**DIRECTIVE:**
Read the data and repeat all of it exactly.

┌─ GIVEN RECORDS

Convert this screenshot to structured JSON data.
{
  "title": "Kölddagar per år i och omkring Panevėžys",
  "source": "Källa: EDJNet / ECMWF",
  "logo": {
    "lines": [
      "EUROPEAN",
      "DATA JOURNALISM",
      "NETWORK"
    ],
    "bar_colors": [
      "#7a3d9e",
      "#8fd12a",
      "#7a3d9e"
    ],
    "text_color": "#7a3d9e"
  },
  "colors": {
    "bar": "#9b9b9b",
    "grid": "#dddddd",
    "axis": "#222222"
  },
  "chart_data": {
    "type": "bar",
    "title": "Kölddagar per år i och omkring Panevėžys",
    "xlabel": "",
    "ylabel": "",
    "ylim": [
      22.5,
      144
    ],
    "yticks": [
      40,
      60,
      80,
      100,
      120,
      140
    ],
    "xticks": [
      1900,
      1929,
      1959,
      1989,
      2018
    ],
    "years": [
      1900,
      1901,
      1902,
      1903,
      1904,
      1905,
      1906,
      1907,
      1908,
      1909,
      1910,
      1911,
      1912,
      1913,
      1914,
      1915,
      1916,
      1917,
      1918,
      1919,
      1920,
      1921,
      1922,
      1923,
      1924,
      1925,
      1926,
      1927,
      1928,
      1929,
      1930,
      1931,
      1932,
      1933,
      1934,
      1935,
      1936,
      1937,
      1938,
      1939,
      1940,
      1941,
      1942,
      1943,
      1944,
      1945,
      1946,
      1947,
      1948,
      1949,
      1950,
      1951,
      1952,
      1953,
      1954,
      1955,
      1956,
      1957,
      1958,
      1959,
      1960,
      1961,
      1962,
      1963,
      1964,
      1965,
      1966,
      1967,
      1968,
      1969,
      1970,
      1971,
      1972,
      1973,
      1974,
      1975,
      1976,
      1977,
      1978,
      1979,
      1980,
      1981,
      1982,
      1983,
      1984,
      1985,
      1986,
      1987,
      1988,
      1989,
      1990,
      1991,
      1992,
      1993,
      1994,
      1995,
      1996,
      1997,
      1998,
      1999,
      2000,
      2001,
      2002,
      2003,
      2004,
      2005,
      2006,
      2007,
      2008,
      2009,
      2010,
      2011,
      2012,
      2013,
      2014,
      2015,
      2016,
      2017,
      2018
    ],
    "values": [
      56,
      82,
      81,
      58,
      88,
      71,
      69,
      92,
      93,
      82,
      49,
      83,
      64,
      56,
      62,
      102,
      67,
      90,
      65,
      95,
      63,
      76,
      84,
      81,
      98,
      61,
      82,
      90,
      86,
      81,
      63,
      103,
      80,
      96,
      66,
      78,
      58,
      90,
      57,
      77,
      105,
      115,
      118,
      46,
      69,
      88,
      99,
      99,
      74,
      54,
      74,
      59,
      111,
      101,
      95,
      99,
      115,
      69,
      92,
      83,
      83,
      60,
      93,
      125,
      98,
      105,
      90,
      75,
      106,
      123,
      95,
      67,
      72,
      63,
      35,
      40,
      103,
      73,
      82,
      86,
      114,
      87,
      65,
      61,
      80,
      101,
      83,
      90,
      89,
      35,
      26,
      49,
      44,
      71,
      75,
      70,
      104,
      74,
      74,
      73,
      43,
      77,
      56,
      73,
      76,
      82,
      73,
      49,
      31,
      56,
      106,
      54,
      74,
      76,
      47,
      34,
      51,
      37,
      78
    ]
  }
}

└─

**RESPONSE TO THIS TASK:**
Convert this screenshot to structured JSON data.
{
  "title": "Kölddagar per år i och omkring Panevėžys",
  "source": "Källa: EDJNet / ECMWF",
  "logo": {
    "lines": [
      "EUROPEAN",
      "DATA JOURNALISM",
      "NETWORK"
    ],
    "bar_colors": [
      "#7a3d9e",
      "#8fd12a",
      "#7a3d9e"
    ],
    "text_color": "#7a3d9e"
  },
  "colors": {
    "bar": "#9b9b9b",
    "grid": "#dddddd",
    "axis": "#222222"
  },
  "chart_data": {
    "type": "bar",
    "title": "Kölddagar per år i och omkring Panevėžys",
    "xlabel": "",
    "ylabel": "",
    "ylim": [
      22.5,
      144
    ],
    "yticks": [
      40,
      60,
      80,
      100,
      120,
      140
    ],
    "xticks": [
      1900,
      1929,
      1959,
      1989,
      2018
    ],
    "years": [
      1900,
      1901,
      1902,
      1903,
      1904,
      1905,
      1906,
      1907,
      1908,
      1909,
      1910,
      1911,
      1912,
      1913,
      1914,
      1915,
      1916,
      1917,
      1918,
      1919,
      1920,
      1921,
      1922,
      1923,
      1924,
      1925,
      1926,
      1927,
      1928,
      1929,
      1930,
      1931,
      1932,
      1933,
      1934,
      1935,
      1936,
      1937,
      1938,
      1939,
      1940,
      1941,
      1942,
      1943,
      1944,
      1945,
      1946,
      1947,
      1948,
      1949,
      1950,
      1951,
      1952,
      1953,
      1954,
      1955,
      1956,
      1957,
      1958,
      1959,
      1960,
      1961,
      1962,
      1963,
      1964,
      1965,
      1966,
      1967,
      1968,
      1969,
      1970,
      1971,
      1972,
      1973,
      1974,
      1975,
      1976,
      1977,
      1978,
      1979,
      1980,
      1981,
      1982,
      1983,
      1984,
      1985,
      1986,
      1987,
      1988,
      1989,
      1990,
      1991,
      1992,
      1993,
      1994,
      1995,
      1996,
      1997,
      1998,
      1999,
      2000,
      2001,
      2002,
      2003,
      2004,
      2005,
      2006,
      2007,
      2008,
      2009,
      2010,
      2011,
      2012,
      2013,
      2014,
      2015,
      2016,
      2017,
      2018
    ],
    "values": [
      56,
      82,
      81,
      58,
      88,
      71,
      69,
      92,
      93,
      82,
      49,
      83,
      64,
      56,
      62,
      102,
      67,
      90,
      65,
      95,
      63,
      76,
      84,
      81,
      98,
      61,
      82,
      90,
      86,
      81,
      63,
      103,
      80,
      96,
      66,
      78,
      58,
      90,
      57,
      77,
      105,
      115,
      118,
      46,
      69,
      88,
      99,
      99,
      74,
      54,
      74,
      59,
      111,
      101,
      95,
      99,
      115,
      69,
      92,
      83,
      83,
      60,
      93,
      125,
      98,
      105,
      90,
      75,
      106,
      123,
      95,
      67,
      72,
      63,
      35,
      40,
      103,
      73,
      82,
      86,
      114,
      87,
      65,
      61,
      80,
      101,
      83,
      90,
      89,
      35,
      26,
      49,
      44,
      71,
      75,
      70,
      104,
      74,
      74,
      73,
      43,
      77,
      56,
      73,
      76,
      82,
      73,
      49,
      31,
      56,
      106,
      54,
      74,
      76,
      47,
      34,
      51,
      37,
      78
    ]
  }
}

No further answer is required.